Written exercise:
Reproduce all of the data that follows, character for character.

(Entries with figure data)
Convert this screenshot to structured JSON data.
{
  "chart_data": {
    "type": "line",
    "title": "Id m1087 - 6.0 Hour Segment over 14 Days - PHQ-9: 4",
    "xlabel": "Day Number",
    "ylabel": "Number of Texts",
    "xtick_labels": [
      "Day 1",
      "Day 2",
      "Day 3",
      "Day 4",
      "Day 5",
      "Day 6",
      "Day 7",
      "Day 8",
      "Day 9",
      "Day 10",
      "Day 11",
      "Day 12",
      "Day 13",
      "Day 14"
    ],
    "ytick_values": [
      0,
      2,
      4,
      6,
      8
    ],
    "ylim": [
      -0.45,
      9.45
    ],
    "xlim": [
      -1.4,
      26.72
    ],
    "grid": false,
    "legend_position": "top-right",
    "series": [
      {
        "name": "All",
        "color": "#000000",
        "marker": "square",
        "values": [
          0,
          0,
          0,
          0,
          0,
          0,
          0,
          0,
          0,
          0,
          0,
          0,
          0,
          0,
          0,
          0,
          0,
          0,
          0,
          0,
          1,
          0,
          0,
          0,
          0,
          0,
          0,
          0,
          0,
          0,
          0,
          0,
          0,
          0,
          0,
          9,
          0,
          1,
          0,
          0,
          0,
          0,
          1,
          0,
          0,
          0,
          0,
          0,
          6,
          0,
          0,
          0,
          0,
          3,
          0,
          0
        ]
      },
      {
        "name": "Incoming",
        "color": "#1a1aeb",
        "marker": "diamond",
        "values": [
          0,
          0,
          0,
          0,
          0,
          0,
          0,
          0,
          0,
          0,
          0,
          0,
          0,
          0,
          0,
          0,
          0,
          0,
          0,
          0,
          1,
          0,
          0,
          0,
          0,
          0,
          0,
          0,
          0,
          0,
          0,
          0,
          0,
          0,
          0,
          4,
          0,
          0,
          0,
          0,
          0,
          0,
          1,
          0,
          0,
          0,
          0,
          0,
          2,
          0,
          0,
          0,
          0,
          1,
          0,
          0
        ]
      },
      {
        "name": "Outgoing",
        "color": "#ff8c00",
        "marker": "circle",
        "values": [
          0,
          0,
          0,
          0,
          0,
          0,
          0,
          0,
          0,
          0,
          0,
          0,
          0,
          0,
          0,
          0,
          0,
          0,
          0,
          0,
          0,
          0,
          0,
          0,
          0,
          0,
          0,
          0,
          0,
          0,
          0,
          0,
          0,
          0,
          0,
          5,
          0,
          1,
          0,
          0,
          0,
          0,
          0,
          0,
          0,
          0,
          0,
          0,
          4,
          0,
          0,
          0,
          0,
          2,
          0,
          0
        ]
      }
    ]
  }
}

Final result:
Convert this screenshot to structured JSON data.
{
  "chart_data": {
    "type": "line",
    "title": "Id m1087 - 6.0 Hour Segment over 14 Days - PHQ-9: 4",
    "xlabel": "Day Number",
    "ylabel": "Number of Texts",
    "xtick_labels": [
      "Day 1",
      "Day 2",
      "Day 3",
      "Day 4",
      "Day 5",
      "Day 6",
      "Day 7",
      "Day 8",
      "Day 9",
      "Day 10",
      "Day 11",
      "Day 12",
      "Day 13",
      "Day 14"
    ],
    "ytick_values": [
      0,
      2,
      4,
      6,
      8
    ],
    "ylim": [
      -0.45,
      9.45
    ],
    "xlim": [
      -1.4,
      26.72
    ],
    "grid": false,
    "legend_position": "top-right",
    "series": [
      {
        "name": "All",
        "color": "#000000",
        "marker": "square",
        "values": [
          0,
          0,
          0,
          0,
          0,
          0,
          0,
          0,
          0,
          0,
          0,
          0,
          0,
          0,
          0,
          0,
          0,
          0,
          0,
          0,
          1,
          0,
          0,
          0,
          0,
          0,
          0,
          0,
          0,
          0,
          0,
          0,
          0,
          0,
          0,
          9,
          0,
          1,
          0,
          0,
          0,
          0,
          1,
          0,
          0,
          0,
          0,
          0,
          6,
          0,
          0,
          0,
          0,
          3,
          0,
          0
        ]
      },
      {
        "name": "Incoming",
        "color": "#1a1aeb",
        "marker": "diamond",
        "values": [
          0,
          0,
          0,
          0,
          0,
          0,
          0,
          0,
          0,
          0,
          0,
          0,
          0,
          0,
          0,
          0,
          0,
          0,
          0,
          0,
          1,
          0,
          0,
          0,
          0,
          0,
          0,
          0,
          0,
          0,
          0,
          0,
          0,
          0,
          0,
          4,
          0,
          0,
          0,
          0,
          0,
          0,
          1,
          0,
          0,
          0,
          0,
          0,
          2,
          0,
          0,
          0,
          0,
          1,
          0,
          0
        ]
      },
      {
        "name": "Outgoing",
        "color": "#ff8c00",
        "marker": "circle",
        "values": [
          0,
          0,
          0,
          0,
          0,
          0,
          0,
          0,
          0,
          0,
          0,
          0,
          0,
          0,
          0,
          0,
          0,
          0,
          0,
          0,
          0,
          0,
          0,
          0,
          0,
          0,
          0,
          0,
          0,
          0,
          0,
          0,
          0,
          0,
          0,
          5,
          0,
          1,
          0,
          0,
          0,
          0,
          0,
          0,
          0,
          0,
          0,
          0,
          4,
          0,
          0,
          0,
          0,
          2,
          0,
          0
        ]
      }
    ]
  }
}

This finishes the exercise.